REQUIRED ACTIONS:
**A.** From the critique of health advice, reproduce the passage that begins with the words containing "He offers the" and ends with "have always recommended.".
**B.** Carry on writing the critique of health advice from the point where it stops.

He offers the truth, but many of his truths commit the very sin he accuses mainstream doctors of: they are unsupported by scientific evidence. He doesn’t even give us any reason to believe his own health has objectively improved from (belatedly) following his own advice.
Good advice
He provides a lot of good advice for a healthy lifestyle: nutritious diet, exercise, smoking cessation, weight control, adequate sleep, stress avoidance, limiting alcohol intake. No one can argue with any of that, but it’s nothing new; it’s what mainstream doctors have always recommended.
Questionable advice
Much of what he says is not supported by any published studies showing credible evidence of clinical benefit and it contradicts consensus recommendations like those of the US Preventive Services Task Force (USPSTF). Here are a few examples:
- If you don’t get adequate sleep, you won’t be able to lose weight. Take melatonin or magnesium for restful sleep. Magnesium is pretty much good for everything and everyone.
- Drink 8 glasses of water a day. (This is a medical myth that even Snopes.com has declared is FALSE.)
- Cholesterol should be managed without statins. You shouldn’t take statins if your doctor can’t guarantee that they won’t hurt you and will prolong your life. (There are no guarantees, but statins have been shown to decrease all-cause mortality.)

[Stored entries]
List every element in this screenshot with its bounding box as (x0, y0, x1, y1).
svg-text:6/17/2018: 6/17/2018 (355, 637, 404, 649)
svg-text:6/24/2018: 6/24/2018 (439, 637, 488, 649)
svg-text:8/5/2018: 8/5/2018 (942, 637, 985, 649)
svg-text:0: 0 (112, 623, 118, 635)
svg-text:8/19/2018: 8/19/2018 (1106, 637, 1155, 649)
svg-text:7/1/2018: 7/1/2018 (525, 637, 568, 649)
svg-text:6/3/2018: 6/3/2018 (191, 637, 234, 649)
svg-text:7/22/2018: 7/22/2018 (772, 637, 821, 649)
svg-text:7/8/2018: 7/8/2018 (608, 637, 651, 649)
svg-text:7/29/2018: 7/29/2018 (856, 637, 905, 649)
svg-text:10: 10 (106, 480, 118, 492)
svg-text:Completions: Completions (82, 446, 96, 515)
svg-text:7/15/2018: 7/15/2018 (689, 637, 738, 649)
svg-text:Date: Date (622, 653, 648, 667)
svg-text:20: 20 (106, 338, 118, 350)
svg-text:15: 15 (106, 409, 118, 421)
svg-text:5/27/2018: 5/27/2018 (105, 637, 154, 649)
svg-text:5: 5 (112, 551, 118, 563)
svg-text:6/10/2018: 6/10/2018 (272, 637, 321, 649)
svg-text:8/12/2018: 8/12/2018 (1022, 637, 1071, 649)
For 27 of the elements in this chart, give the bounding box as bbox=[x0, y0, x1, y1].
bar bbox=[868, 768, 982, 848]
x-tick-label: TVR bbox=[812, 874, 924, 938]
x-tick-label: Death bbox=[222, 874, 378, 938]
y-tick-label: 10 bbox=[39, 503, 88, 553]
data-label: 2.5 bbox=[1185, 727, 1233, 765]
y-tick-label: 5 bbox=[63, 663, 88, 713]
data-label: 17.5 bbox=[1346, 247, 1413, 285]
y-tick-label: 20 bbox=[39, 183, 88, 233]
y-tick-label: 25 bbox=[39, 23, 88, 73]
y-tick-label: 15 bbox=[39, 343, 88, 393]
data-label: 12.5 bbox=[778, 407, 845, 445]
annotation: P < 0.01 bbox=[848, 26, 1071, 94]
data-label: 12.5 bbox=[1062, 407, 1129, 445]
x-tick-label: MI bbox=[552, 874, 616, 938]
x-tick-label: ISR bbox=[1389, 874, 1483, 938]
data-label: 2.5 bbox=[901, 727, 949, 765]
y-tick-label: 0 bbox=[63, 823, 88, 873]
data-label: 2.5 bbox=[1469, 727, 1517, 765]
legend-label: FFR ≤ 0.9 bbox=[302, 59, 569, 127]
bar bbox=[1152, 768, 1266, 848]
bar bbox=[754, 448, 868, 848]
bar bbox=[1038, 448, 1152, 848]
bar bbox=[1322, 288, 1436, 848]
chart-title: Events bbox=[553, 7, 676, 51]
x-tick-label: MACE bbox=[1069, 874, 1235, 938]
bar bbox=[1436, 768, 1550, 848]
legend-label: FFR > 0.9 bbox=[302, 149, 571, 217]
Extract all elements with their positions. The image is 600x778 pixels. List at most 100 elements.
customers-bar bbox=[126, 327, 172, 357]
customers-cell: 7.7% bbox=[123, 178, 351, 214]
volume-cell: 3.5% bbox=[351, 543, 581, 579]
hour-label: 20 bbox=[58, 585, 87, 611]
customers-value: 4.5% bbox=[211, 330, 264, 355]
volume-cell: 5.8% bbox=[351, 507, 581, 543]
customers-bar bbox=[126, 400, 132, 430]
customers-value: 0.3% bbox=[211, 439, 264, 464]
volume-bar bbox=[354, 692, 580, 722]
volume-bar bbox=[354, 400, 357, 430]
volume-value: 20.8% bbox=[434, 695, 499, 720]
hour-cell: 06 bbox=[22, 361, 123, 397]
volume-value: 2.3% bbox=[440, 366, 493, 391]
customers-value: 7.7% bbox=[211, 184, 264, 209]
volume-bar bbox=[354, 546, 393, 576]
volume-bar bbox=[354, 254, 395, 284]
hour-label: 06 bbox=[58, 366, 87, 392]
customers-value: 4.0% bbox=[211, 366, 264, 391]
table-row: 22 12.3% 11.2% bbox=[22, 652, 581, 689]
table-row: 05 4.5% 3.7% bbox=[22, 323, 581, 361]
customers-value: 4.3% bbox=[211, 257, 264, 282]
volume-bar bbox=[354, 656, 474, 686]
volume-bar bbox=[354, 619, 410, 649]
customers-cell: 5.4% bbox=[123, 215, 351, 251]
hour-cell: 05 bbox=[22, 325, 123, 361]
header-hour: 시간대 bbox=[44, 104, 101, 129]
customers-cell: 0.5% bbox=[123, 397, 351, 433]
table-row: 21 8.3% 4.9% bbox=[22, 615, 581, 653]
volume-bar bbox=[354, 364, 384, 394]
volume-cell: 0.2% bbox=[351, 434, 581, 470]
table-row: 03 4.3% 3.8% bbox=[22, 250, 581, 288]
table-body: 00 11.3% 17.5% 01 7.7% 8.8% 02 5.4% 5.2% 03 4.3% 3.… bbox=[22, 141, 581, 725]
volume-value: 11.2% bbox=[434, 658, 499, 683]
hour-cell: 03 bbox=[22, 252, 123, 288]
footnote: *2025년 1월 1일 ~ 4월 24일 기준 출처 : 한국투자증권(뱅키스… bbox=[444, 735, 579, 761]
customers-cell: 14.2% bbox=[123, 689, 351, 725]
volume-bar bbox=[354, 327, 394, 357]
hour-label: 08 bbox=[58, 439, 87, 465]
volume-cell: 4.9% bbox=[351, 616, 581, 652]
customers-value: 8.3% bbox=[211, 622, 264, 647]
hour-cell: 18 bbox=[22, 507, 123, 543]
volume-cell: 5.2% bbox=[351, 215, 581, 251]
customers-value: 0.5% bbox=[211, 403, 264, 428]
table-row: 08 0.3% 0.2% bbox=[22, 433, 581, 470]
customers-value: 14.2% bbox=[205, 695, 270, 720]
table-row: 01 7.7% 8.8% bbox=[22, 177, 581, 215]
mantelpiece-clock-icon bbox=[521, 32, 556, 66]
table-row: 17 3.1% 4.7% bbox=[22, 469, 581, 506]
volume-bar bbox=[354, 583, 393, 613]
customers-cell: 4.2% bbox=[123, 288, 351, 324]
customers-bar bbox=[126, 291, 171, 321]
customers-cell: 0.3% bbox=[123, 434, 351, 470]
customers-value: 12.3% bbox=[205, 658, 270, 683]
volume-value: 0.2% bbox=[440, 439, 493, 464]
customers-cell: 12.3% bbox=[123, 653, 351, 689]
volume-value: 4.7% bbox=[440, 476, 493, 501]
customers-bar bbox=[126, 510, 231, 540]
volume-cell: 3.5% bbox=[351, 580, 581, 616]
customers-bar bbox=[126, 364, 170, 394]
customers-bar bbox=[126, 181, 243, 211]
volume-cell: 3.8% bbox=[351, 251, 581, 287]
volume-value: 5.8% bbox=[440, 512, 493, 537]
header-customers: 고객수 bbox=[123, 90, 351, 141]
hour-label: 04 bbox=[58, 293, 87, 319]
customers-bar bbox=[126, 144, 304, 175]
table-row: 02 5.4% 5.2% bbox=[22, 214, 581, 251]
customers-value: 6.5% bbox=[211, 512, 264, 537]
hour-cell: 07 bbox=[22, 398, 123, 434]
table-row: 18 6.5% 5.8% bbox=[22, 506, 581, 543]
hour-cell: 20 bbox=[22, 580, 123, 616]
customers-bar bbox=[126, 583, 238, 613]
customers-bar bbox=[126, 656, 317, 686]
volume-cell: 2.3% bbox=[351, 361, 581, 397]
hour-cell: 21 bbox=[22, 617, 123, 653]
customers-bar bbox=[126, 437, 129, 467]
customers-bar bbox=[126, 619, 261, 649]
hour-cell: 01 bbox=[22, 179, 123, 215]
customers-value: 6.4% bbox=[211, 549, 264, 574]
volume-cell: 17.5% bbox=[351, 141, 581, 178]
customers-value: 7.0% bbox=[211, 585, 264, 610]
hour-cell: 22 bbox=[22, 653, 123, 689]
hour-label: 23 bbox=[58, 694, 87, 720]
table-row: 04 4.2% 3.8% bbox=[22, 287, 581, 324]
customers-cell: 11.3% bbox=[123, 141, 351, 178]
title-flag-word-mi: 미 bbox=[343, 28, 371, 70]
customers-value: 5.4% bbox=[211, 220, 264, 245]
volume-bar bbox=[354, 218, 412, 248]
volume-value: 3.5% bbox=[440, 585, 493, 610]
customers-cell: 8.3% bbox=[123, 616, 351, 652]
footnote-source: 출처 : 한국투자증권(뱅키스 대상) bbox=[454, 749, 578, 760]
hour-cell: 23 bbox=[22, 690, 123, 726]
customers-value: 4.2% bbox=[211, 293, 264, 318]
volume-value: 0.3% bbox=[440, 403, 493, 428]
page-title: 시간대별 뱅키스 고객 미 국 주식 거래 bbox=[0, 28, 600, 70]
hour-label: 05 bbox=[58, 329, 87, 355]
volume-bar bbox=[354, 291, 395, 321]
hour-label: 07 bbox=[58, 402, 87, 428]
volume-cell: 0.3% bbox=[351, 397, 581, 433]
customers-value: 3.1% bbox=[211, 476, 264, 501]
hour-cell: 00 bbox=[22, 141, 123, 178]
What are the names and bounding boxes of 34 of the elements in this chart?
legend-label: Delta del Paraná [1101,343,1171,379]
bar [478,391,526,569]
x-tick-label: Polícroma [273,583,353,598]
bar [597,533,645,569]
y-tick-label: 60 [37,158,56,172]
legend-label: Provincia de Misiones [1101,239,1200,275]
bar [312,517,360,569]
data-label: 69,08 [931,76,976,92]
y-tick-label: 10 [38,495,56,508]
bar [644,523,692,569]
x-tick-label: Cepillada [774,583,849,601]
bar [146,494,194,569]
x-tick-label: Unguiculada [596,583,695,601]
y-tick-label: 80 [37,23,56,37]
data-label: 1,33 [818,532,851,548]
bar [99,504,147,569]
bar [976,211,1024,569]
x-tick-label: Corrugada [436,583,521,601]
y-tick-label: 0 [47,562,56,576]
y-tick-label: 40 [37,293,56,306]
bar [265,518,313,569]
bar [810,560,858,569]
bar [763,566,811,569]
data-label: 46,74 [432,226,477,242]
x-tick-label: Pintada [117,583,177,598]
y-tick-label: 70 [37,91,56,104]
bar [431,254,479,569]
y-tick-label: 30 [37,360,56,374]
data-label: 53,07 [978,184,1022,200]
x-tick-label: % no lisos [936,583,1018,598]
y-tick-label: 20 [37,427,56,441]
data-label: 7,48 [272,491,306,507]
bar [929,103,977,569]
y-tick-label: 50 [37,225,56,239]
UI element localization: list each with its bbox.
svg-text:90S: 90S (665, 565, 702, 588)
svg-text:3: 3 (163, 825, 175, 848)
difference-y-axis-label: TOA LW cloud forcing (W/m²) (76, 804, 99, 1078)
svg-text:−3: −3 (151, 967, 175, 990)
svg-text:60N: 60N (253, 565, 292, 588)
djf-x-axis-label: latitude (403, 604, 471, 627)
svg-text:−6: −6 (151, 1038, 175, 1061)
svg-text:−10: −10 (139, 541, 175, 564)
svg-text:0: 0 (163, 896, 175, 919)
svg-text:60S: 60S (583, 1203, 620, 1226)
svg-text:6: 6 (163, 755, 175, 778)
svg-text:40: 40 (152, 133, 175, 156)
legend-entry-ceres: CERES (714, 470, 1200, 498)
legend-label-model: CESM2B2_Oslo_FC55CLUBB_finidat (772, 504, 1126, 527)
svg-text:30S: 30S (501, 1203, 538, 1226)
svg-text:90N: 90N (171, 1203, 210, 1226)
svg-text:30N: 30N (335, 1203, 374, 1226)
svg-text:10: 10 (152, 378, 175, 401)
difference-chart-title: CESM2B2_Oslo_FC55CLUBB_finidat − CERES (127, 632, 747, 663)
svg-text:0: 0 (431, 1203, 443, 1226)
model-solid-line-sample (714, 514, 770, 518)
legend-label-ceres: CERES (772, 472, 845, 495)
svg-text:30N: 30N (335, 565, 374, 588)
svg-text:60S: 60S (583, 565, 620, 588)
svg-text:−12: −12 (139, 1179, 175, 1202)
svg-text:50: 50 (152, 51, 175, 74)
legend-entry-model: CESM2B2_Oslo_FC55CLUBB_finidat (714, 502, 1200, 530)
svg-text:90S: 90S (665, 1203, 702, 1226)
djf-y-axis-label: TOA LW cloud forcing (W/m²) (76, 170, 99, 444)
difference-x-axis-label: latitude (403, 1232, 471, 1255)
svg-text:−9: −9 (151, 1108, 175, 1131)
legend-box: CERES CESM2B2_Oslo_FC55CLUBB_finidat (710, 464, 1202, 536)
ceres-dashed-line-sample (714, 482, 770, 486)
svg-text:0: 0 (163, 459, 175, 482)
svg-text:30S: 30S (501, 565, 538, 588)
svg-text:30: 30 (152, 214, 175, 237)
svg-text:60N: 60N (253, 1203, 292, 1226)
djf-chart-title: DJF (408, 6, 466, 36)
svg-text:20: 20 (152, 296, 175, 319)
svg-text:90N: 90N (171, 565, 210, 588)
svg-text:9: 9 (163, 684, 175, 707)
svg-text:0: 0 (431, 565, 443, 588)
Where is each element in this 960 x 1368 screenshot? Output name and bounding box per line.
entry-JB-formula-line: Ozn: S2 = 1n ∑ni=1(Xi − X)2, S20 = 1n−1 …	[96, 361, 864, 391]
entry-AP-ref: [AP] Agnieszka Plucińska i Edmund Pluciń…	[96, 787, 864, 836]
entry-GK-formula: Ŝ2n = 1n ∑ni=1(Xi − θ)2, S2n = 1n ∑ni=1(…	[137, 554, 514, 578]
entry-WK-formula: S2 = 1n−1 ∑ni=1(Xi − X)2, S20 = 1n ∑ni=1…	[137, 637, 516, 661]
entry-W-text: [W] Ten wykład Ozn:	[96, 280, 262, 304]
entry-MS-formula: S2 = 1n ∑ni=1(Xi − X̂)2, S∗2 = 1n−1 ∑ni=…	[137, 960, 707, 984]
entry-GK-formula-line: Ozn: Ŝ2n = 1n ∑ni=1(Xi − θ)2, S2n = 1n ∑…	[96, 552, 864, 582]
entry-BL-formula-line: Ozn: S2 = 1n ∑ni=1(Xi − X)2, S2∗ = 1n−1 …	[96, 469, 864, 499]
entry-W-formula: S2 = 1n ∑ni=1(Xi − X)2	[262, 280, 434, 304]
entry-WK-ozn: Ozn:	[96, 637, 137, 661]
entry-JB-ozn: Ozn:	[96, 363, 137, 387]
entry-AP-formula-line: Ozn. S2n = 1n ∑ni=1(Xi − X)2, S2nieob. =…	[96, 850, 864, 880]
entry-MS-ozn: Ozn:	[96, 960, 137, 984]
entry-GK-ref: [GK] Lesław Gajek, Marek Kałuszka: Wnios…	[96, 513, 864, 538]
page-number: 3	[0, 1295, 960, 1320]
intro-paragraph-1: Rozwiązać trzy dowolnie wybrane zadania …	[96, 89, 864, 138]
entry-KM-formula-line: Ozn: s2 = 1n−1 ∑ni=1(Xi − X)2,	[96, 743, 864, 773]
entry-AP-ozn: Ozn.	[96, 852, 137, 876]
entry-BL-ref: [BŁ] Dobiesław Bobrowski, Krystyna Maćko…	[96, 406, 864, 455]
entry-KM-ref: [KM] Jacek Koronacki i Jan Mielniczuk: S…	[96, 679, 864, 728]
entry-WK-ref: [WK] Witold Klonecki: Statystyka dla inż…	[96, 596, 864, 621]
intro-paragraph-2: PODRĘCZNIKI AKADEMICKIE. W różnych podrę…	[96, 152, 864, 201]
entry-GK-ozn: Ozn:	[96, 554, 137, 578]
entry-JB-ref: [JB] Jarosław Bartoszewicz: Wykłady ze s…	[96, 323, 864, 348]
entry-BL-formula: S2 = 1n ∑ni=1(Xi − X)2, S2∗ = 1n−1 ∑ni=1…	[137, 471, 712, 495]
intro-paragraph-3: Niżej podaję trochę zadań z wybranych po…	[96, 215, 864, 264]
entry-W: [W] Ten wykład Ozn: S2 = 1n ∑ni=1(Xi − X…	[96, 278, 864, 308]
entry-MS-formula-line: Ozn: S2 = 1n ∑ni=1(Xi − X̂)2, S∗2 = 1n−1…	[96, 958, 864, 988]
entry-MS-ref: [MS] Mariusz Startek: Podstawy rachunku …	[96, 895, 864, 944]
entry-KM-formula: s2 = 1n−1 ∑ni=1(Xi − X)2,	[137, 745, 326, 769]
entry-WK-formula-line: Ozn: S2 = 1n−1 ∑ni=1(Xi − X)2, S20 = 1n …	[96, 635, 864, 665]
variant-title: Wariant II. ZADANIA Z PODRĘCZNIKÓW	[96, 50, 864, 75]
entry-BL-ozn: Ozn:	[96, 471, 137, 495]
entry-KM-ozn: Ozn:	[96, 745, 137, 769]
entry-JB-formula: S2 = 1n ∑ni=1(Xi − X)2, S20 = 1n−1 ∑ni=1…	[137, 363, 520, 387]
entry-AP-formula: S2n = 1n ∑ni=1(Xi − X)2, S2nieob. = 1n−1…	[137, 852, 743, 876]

ANSWERS FOR THE TASKS:
**A.**
He offers the truth, but many of his truths commit the very sin he accuses mainstream doctors of: they are unsupported by scientific evidence. He doesn’t even give us any reason to believe his own health has objectively improved from (belatedly) following his own advice.
Good advice
He provides a lot of good advice for a healthy lifestyle: nutritious diet, exercise, smoking cessation, weight control, adequate sleep, stress avoidance, limiting alcohol intake. No one can argue with any of that, but it’s nothing new; it’s what mainstream doctors have always recommended.

**B.**
- A wellness evaluation should include measurement of your neurotransmitters (serotonin, GABA, dopamine, glutamate), a free T3 level, a free testosterone level, hemoglobin A1C, insulin level, homocysteine, hsCRP, arachidonic-to-EPA ratio. He even recommends routine carotid ultrasound testing. (These are simply not indicated as routine screening tests. I wonder if he is related to the doctor I wrote about recently who ordered $3,700 worth of unnecessary lab tests on a healthy 21-year-old.)
- These supplements have been “clearly related” to increased brain function: omega-3, CoQ10, multivitamins, melatonin, arginine, acetyl L-carnitine, carnosine, d-ribose, nitric oxide, chromium, and water. Low cholesterol impairs brain function.
- Hormones should be “balanced” by measuring their levels and prescribing testosterone, thyroid (both T4 and T3), and bio-identical female hormones. No one should be taking Premarin because it is not “natural” but is made from pregnant horse urine. (Not true. The company website says it “contains a mixture of conjugated estrogens obtained exclusively from natural sources, occurring as the sodium salts of water-soluble estrogen sulfates blended to represent the average composition of material derived from pregnant mares’ urine.” Anyway, one could argue that horse urine is a “natural” substance.)
It’s unfortunate that he mixes a wealth of excellent science-based health advice with non-evidence-based opinions. As in the case of Dr. Oz, this misleads laymen who can’t tell them apart. It even confuses doctors who wonder, “Why does he say that?” and waste time trying to find his (nonexistent) sources in the literature.
Non-recommended sources
He recommends functional medicine (criticized here and elsewhere on SBM) and anti-aging websites like A4M, which has received a Silver Fleece Award for quackery. He recommends books like Mark Hyman’s The UltraMind Solution: Fix Your Broken Brain by Healing Your Body First (listed as nonrecommended by Quackwatch).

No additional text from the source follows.